Reproduce the data exactly and drop any pictures it holds.

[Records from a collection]
※ ※ ※
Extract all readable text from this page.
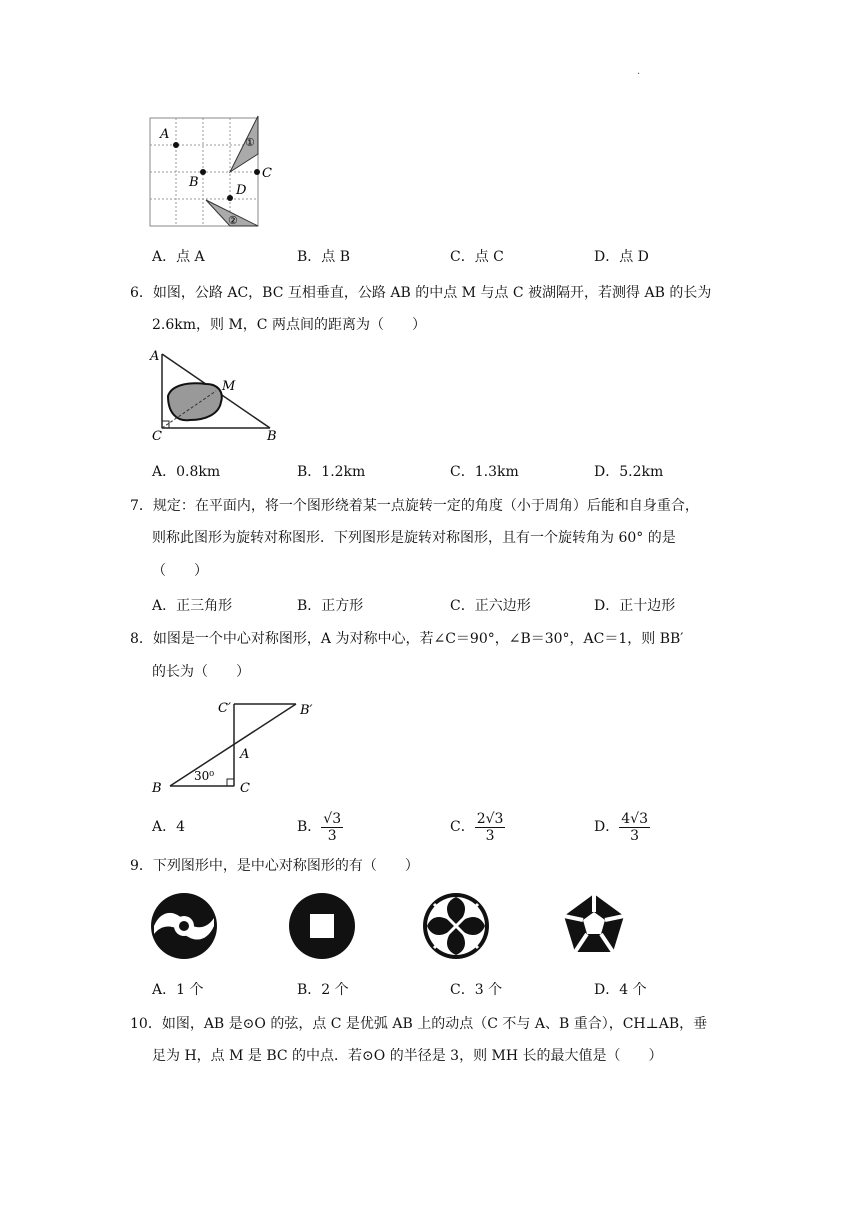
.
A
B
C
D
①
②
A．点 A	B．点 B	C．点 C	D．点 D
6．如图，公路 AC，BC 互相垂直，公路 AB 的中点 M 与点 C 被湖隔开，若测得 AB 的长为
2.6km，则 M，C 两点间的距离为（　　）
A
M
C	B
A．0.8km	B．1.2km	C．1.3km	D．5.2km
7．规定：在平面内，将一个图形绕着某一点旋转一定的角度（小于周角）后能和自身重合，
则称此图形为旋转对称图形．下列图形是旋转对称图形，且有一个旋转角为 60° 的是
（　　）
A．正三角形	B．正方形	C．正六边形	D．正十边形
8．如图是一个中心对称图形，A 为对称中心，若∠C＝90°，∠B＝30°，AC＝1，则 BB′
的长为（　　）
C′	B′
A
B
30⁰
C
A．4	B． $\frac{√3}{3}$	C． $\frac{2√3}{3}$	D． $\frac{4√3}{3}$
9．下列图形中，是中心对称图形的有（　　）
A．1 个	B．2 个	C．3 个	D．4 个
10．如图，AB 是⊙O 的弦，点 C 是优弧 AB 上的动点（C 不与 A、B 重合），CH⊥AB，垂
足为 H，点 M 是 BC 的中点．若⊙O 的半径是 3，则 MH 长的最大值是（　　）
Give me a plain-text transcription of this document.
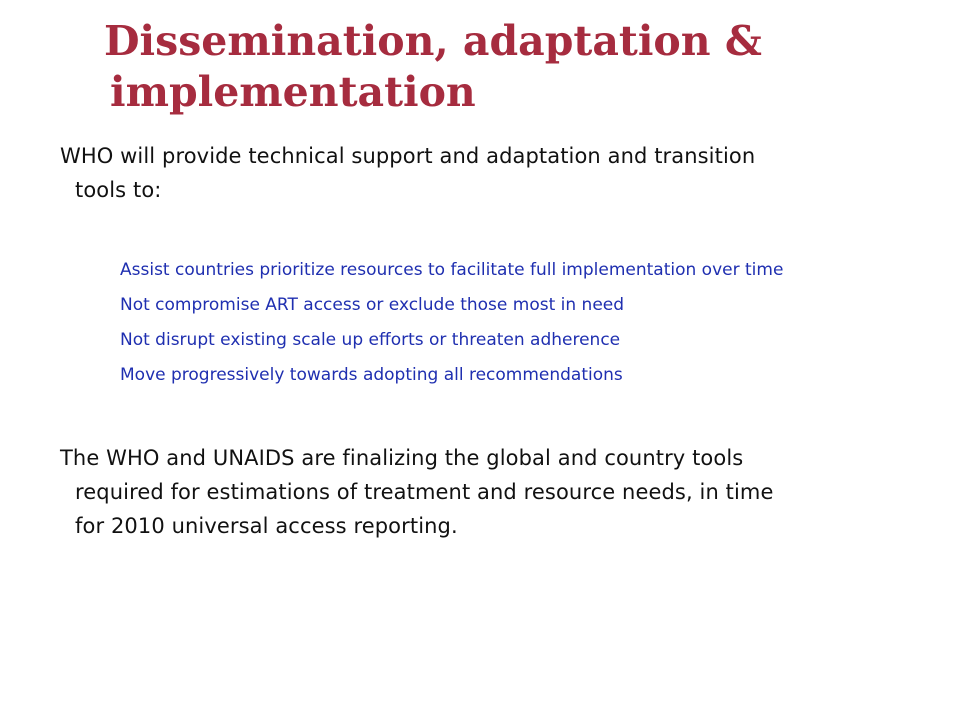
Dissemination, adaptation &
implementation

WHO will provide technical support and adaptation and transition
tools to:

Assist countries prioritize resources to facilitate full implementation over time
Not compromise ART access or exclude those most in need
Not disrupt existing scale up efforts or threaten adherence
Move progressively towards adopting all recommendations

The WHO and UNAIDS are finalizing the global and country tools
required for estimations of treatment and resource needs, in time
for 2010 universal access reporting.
※ ※ ※
Problem solution:
Extract all readable text from this page.
.
A
B
C
D
①
②
A．点 A	B．点 B	C．点 C	D．点 D
6．如图，公路 AC，BC 互相垂直，公路 AB 的中点 M 与点 C 被湖隔开，若测得 AB 的长为
2.6km，则 M，C 两点间的距离为（　　）
A
M
C	B
A．0.8km	B．1.2km	C．1.3km	D．5.2km
7．规定：在平面内，将一个图形绕着某一点旋转一定的角度（小于周角）后能和自身重合，
则称此图形为旋转对称图形．下列图形是旋转对称图形，且有一个旋转角为 60° 的是
（　　）
A．正三角形	B．正方形	C．正六边形	D．正十边形
8．如图是一个中心对称图形，A 为对称中心，若∠C＝90°，∠B＝30°，AC＝1，则 BB′
的长为（　　）
C′	B′
A
B
30⁰
C
A．4	B． $\frac{√3}{3}$	C． $\frac{2√3}{3}$	D． $\frac{4√3}{3}$
9．下列图形中，是中心对称图形的有（　　）
A．1 个	B．2 个	C．3 个	D．4 个
10．如图，AB 是⊙O 的弦，点 C 是优弧 AB 上的动点（C 不与 A、B 重合），CH⊥AB，垂
足为 H，点 M 是 BC 的中点．若⊙O 的半径是 3，则 MH 长的最大值是（　　）
Give me a plain-text transcription of this document.
Dissemination, adaptation &
implementation

WHO will provide technical support and adaptation and transition
tools to:

Assist countries prioritize resources to facilitate full implementation over time
Not compromise ART access or exclude those most in need
Not disrupt existing scale up efforts or threaten adherence
Move progressively towards adopting all recommendations

The WHO and UNAIDS are finalizing the global and country tools
required for estimations of treatment and resource needs, in time
for 2010 universal access reporting.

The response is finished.